▸ Challenge:
Lines containing the word "REITs" are the ones to copy from the records below.

▸ Supplied records:
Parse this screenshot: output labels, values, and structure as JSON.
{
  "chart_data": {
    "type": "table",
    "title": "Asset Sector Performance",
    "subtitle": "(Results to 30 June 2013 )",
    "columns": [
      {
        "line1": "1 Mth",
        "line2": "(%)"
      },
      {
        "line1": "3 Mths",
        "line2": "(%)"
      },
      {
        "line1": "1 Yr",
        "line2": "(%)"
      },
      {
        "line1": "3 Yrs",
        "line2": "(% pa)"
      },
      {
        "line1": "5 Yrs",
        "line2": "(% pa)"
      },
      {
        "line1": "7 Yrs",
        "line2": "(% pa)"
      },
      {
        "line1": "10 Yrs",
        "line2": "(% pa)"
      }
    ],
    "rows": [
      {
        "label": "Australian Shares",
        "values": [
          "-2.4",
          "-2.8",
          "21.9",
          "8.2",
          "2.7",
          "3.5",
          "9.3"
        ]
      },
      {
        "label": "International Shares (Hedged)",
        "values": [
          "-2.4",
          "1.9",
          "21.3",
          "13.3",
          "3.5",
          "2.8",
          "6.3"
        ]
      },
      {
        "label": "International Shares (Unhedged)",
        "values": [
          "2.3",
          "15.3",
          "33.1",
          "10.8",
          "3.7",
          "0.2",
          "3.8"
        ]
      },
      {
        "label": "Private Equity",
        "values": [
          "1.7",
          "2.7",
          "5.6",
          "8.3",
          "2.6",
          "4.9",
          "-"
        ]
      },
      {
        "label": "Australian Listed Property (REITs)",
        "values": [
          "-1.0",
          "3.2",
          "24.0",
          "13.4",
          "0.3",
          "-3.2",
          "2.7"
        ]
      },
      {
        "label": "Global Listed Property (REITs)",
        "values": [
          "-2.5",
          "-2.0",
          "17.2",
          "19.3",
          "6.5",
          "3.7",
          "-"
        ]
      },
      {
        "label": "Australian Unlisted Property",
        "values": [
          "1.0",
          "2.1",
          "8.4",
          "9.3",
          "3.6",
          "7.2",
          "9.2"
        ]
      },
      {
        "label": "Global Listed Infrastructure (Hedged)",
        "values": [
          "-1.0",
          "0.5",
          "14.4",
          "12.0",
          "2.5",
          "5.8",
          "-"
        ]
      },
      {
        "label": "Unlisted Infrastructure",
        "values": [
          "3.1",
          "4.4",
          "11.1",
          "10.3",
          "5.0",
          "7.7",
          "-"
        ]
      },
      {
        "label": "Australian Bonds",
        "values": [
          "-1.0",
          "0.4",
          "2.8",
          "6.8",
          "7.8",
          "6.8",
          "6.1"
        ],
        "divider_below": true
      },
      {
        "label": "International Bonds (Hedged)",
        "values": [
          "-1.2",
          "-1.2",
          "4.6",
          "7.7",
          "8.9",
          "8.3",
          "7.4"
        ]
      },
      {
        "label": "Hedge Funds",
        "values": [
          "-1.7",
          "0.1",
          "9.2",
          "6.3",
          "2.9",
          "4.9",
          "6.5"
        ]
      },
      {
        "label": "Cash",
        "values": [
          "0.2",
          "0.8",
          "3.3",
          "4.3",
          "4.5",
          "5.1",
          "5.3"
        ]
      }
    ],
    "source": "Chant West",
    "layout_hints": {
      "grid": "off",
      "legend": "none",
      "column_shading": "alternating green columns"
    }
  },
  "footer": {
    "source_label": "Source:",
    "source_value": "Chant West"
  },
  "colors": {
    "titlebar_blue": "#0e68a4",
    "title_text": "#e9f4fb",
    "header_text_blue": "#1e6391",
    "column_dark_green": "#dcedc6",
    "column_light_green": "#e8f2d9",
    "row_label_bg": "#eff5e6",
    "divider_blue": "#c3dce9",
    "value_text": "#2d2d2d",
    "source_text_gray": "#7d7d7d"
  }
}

▸ The solution:
        "label": "Australian Listed Property (REITs)",
        "label": "Global Listed Property (REITs)",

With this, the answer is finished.